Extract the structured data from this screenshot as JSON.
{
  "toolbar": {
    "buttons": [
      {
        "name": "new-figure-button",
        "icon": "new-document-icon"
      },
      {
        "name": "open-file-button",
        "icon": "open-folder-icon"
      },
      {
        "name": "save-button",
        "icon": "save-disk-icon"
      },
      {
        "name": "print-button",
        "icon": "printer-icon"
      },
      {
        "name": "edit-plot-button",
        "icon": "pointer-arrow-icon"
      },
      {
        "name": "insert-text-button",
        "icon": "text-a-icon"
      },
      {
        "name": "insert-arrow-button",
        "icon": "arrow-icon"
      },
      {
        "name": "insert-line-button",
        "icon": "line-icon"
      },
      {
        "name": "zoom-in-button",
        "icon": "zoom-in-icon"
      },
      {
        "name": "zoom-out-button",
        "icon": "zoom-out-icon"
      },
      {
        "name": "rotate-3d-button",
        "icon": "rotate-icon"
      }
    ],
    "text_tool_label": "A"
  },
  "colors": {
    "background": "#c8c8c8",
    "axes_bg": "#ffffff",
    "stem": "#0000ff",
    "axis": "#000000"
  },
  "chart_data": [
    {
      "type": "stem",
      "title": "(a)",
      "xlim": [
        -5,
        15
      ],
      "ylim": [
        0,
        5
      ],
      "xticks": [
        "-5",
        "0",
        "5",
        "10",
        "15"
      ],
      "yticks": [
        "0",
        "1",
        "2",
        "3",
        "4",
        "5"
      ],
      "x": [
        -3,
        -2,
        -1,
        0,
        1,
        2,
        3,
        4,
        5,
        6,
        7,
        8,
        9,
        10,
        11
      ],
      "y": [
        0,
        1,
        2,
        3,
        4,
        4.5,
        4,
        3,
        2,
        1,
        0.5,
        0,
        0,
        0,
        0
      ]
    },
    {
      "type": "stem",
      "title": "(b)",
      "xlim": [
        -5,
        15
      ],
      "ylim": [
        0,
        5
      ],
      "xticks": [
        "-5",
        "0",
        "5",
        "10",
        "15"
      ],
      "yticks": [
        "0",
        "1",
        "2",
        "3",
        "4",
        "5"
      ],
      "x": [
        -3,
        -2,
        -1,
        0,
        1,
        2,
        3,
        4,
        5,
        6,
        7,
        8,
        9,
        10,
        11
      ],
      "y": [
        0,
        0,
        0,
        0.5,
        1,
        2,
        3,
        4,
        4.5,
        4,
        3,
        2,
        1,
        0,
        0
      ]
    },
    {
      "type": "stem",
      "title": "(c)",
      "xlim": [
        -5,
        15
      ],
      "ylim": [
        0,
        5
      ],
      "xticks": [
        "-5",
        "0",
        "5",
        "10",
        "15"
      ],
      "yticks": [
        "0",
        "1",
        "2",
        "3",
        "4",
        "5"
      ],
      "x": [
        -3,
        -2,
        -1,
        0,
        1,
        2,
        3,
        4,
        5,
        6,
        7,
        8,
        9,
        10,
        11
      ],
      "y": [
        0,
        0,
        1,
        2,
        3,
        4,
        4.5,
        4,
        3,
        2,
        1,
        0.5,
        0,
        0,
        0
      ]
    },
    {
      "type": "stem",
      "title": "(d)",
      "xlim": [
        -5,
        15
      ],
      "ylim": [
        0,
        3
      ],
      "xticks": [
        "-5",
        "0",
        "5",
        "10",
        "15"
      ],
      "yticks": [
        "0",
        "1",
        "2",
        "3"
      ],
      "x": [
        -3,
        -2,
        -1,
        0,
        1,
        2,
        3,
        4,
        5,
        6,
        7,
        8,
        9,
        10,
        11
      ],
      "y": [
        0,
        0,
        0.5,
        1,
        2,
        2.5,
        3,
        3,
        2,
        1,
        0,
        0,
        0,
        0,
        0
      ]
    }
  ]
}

*Exercise objective*.
In the records above, find each line that holds the word "rotate"; copy all such lines.

*Reply*.
        "name": "rotate-3d-button",
        "icon": "rotate-icon"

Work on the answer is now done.